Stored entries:
──────
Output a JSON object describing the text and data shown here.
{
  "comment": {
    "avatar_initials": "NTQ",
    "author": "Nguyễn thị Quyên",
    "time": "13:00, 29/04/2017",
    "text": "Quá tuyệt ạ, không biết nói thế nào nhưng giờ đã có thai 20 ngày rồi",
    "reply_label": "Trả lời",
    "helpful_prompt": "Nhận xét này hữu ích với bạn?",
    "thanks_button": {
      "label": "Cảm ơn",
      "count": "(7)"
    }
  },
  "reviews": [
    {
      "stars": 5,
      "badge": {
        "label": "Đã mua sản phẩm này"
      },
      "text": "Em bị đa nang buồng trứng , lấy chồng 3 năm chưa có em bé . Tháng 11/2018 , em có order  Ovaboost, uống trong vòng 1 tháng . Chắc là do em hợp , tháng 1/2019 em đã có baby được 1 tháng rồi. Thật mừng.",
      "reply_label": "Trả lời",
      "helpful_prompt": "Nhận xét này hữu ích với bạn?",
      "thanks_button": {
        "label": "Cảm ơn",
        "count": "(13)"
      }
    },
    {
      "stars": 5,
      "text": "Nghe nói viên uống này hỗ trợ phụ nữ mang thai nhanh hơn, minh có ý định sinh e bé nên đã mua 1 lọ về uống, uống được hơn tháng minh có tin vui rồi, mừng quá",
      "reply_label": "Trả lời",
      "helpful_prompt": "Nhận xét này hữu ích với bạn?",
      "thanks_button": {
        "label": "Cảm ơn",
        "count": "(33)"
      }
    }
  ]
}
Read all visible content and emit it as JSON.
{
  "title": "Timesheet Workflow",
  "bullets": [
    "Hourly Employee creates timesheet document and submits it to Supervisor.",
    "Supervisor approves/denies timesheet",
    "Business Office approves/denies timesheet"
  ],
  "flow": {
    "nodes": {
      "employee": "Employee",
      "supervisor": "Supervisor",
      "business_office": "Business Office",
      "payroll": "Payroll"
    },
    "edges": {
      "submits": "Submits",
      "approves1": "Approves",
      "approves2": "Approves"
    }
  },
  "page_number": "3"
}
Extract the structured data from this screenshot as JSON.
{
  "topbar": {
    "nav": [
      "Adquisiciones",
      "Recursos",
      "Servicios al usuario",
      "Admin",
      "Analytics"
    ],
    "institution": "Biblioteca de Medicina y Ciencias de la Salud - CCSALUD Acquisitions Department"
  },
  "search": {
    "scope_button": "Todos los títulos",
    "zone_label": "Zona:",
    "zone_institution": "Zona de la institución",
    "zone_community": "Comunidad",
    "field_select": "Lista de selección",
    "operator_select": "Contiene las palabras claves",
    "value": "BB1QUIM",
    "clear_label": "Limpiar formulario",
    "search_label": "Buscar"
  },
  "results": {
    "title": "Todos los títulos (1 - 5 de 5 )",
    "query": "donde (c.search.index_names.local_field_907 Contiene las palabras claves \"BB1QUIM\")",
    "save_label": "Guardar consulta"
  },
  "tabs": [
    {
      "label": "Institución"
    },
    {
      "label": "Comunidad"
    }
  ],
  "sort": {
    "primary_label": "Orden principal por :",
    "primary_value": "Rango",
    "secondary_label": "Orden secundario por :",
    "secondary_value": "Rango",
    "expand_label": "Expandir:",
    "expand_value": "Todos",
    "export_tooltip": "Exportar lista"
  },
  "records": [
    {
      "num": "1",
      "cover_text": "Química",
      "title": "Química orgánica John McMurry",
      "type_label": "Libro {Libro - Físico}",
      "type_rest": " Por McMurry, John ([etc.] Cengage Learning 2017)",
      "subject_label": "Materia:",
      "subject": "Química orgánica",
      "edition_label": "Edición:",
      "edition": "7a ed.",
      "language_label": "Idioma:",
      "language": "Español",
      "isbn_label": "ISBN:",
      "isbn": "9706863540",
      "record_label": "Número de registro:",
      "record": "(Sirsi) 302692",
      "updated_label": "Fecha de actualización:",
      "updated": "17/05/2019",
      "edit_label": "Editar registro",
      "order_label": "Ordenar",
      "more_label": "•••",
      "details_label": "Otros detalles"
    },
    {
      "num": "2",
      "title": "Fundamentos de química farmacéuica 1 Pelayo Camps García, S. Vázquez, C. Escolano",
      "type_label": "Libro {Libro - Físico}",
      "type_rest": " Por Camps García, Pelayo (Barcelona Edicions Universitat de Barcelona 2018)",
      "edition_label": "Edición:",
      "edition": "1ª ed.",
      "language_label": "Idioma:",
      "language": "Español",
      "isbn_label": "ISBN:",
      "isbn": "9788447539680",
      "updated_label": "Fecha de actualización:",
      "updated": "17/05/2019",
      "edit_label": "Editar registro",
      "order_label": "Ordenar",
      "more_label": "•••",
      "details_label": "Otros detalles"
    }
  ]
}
──────
- **Work to do**
Only a number is wanted here: how many lines in the data above include the string "title"?

- **Response for this exercise**
4